▸ **THE REQUEST**
Beginning with the line where "Read all visible content and emit it as JSON." appears, restate the lines word for word through the last one in the listing.

---

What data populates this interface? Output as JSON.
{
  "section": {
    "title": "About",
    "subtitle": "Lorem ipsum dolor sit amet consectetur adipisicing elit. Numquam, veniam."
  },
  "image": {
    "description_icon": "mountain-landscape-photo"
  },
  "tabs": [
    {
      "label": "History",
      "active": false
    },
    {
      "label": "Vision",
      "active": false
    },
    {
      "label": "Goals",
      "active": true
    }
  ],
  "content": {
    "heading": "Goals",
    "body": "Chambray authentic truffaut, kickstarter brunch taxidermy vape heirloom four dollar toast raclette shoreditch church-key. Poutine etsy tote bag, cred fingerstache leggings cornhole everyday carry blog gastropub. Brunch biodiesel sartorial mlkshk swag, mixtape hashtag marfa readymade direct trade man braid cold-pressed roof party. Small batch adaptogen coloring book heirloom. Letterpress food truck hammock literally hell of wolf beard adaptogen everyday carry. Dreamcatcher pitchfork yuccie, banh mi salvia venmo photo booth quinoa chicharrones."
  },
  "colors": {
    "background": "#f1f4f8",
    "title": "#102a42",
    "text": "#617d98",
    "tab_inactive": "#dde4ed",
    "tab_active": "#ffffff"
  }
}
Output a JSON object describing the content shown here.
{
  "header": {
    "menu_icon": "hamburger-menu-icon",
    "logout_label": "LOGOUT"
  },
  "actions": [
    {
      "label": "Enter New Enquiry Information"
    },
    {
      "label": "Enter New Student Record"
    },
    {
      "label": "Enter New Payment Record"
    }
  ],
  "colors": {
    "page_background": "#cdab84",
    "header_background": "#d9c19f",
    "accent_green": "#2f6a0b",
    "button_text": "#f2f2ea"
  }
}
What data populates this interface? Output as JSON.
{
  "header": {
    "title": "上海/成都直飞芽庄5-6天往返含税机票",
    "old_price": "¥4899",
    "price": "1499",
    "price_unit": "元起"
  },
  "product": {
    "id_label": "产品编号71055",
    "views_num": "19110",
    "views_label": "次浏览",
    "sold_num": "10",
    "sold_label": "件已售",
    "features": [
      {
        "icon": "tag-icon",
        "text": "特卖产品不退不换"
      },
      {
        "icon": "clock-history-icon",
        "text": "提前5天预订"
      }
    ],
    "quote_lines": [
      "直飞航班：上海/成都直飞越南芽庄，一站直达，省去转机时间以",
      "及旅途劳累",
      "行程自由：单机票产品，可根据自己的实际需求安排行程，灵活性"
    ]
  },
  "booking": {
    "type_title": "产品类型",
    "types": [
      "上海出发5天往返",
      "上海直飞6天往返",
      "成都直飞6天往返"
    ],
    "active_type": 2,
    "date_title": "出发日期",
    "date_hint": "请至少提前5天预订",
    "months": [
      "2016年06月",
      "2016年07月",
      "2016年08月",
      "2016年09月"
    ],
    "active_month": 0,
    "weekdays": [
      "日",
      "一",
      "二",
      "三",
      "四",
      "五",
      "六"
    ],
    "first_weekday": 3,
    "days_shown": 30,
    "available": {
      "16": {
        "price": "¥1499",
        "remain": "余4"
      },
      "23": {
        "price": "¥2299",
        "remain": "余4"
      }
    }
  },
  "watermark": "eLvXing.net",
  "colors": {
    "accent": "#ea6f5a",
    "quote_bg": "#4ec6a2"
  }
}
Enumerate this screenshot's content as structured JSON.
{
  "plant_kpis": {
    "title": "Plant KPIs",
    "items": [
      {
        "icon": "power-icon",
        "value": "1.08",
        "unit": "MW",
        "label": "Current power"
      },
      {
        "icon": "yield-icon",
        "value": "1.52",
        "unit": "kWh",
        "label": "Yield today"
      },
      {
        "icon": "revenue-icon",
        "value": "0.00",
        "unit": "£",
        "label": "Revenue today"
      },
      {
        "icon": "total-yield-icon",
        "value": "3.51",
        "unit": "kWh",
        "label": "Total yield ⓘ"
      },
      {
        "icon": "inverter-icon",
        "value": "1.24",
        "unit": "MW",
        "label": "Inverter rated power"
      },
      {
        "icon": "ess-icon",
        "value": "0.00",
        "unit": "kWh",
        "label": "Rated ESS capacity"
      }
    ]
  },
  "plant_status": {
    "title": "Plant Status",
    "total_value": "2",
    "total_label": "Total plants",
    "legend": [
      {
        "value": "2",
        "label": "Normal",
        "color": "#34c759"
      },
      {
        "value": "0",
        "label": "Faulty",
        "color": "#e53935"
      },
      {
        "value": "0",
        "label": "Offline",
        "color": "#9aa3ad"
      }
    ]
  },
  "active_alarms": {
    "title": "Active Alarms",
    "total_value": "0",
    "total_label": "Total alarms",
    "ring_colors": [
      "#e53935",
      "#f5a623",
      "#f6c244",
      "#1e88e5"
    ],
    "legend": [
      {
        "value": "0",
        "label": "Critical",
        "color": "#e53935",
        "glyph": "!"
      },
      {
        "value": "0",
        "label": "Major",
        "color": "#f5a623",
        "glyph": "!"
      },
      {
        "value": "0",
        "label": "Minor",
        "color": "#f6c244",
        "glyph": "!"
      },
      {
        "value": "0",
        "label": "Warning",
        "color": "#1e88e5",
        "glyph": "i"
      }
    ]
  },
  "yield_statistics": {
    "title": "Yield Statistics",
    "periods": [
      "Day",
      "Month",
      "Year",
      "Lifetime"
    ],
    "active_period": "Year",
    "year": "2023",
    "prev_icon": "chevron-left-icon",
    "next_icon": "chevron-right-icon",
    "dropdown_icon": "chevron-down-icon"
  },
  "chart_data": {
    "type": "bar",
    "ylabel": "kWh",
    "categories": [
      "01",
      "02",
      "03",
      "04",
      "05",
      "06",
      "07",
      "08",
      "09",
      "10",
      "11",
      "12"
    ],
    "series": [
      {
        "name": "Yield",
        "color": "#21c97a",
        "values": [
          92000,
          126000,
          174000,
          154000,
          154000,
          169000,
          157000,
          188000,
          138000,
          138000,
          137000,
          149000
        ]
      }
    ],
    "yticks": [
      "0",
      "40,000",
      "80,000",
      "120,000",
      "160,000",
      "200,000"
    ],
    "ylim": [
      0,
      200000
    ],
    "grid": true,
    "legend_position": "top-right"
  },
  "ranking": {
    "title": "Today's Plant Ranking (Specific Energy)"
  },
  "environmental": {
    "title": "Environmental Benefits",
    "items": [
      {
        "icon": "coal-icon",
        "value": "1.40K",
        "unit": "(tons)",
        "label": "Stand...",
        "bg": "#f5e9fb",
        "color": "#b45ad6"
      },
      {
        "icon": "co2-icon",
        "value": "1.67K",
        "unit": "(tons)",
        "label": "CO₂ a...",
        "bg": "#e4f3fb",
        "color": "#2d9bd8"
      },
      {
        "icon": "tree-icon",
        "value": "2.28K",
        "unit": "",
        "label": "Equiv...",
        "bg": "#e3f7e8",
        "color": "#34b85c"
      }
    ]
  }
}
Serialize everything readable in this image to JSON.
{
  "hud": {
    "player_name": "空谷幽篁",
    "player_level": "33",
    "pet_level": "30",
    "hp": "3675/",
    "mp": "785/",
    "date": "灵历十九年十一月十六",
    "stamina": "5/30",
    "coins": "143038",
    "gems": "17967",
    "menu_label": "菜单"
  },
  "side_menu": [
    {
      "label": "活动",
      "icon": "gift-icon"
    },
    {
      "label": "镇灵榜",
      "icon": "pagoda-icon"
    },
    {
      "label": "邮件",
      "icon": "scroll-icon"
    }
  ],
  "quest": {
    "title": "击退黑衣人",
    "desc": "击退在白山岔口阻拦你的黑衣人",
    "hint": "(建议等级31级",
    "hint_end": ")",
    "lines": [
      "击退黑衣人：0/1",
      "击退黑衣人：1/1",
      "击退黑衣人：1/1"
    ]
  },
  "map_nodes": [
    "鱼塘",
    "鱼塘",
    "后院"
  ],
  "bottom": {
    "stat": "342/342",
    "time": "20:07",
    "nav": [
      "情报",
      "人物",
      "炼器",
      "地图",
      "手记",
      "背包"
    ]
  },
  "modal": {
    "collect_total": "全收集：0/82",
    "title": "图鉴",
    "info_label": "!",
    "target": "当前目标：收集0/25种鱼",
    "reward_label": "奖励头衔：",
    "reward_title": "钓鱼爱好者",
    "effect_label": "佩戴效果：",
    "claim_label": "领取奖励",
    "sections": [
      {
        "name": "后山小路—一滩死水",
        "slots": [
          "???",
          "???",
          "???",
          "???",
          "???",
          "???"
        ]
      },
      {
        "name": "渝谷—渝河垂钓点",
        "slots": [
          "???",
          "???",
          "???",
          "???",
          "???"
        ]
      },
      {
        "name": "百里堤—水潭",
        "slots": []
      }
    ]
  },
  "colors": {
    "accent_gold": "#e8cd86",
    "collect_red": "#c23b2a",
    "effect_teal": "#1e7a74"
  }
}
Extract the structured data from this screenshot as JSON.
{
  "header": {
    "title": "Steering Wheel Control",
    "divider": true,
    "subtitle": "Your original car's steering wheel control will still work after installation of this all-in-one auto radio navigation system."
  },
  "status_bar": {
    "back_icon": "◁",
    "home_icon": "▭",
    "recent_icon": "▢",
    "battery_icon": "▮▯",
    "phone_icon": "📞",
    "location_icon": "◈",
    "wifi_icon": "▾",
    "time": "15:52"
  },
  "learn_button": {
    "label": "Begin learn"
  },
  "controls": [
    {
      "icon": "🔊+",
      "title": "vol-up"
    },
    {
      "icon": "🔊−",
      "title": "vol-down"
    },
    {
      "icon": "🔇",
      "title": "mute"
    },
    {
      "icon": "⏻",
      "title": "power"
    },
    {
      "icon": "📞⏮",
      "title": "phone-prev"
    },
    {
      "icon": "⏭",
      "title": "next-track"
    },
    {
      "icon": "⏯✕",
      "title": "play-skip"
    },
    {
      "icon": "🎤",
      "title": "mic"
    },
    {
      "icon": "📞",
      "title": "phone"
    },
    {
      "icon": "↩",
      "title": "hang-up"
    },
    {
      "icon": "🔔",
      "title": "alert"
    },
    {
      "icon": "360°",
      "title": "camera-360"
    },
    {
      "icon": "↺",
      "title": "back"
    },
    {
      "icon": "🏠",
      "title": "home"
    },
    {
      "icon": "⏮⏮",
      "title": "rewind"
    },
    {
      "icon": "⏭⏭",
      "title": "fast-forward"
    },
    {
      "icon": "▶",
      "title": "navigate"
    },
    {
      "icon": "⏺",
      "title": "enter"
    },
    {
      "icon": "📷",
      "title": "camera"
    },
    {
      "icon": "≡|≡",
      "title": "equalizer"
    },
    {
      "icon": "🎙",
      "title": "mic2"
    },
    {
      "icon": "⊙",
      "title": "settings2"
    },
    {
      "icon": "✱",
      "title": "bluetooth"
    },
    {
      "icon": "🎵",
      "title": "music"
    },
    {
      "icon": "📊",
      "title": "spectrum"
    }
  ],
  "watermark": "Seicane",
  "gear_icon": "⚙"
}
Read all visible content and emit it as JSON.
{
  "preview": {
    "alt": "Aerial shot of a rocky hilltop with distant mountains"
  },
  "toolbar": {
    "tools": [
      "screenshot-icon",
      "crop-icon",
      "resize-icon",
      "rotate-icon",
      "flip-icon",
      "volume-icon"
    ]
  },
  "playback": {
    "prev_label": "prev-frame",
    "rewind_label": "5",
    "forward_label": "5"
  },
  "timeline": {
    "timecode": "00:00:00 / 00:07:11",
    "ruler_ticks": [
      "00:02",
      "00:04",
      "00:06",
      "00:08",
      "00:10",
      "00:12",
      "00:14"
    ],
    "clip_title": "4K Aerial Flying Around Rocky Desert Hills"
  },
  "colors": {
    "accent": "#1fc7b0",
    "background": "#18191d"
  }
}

---

▸ **TASK RESPONSE**
Read all visible content and emit it as JSON.
{
  "preview": {
    "alt": "Aerial shot of a rocky hilltop with distant mountains"
  },
  "toolbar": {
    "tools": [
      "screenshot-icon",
      "crop-icon",
      "resize-icon",
      "rotate-icon",
      "flip-icon",
      "volume-icon"
    ]
  },
  "playback": {
    "prev_label": "prev-frame",
    "rewind_label": "5",
    "forward_label": "5"
  },
  "timeline": {
    "timecode": "00:00:00 / 00:07:11",
    "ruler_ticks": [
      "00:02",
      "00:04",
      "00:06",
      "00:08",
      "00:10",
      "00:12",
      "00:14"
    ],
    "clip_title": "4K Aerial Flying Around Rocky Desert Hills"
  },
  "colors": {
    "accent": "#1fc7b0",
    "background": "#18191d"
  }
}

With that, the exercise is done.